Entries with figure data
►

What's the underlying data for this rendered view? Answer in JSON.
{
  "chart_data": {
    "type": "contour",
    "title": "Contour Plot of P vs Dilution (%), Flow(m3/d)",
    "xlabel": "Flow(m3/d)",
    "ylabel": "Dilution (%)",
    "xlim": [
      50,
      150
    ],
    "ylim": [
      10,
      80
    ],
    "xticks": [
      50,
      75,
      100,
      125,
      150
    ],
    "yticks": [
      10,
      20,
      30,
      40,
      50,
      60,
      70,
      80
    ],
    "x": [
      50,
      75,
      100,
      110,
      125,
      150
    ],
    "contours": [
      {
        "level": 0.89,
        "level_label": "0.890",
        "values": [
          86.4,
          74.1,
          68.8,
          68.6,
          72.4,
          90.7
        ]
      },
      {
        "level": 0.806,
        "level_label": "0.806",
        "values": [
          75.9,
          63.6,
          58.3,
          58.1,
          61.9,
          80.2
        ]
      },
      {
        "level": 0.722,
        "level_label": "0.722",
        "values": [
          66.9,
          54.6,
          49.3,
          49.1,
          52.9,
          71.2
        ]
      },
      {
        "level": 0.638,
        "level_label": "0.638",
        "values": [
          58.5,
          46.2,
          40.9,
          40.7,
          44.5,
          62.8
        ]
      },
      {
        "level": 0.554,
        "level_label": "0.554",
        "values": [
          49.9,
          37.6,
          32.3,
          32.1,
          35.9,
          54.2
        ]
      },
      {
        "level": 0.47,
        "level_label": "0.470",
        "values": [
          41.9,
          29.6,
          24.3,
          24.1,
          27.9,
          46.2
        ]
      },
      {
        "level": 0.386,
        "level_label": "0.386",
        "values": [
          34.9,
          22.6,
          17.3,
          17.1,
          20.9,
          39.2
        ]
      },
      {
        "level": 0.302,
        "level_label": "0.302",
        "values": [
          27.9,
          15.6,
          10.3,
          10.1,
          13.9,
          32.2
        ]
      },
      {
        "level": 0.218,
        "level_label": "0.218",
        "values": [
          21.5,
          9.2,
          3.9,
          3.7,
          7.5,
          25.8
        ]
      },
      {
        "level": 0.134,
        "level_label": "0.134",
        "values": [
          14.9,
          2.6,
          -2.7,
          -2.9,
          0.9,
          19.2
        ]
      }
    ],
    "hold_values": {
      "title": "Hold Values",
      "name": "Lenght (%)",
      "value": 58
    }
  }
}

◄

*TO DO:*
Copy all lines from the material that contain "Dilution".

*RESPONSE TO THIS TASK:*
    "title": "Contour Plot of P vs Dilution (%), Flow(m3/d)",
    "ylabel": "Dilution (%)",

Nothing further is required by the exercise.